Copy out each line below that has the word "steel" in it.

──────────

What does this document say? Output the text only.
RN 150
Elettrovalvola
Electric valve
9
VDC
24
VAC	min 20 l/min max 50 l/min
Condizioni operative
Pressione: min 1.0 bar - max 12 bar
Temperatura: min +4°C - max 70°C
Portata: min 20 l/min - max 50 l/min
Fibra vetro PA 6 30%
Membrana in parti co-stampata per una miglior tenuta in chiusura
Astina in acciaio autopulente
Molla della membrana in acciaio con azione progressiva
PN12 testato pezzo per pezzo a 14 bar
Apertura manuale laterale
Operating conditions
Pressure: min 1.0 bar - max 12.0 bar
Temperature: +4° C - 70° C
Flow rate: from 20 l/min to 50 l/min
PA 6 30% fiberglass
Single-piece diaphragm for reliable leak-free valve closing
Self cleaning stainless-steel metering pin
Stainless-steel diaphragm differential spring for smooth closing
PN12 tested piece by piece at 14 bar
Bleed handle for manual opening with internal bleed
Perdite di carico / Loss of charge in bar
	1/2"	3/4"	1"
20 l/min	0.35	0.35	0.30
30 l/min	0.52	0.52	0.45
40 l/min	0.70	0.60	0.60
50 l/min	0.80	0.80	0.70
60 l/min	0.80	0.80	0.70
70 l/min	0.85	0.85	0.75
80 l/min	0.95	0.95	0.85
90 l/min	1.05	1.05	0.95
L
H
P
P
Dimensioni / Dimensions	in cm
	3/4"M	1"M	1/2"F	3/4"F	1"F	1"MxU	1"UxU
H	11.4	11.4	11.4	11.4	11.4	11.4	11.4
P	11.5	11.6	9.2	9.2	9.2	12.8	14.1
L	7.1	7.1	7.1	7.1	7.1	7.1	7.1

──────────

**FULL ANSWER:**
Self cleaning stainless-steel metering pin
Stainless-steel diaphragm differential spring for smooth closing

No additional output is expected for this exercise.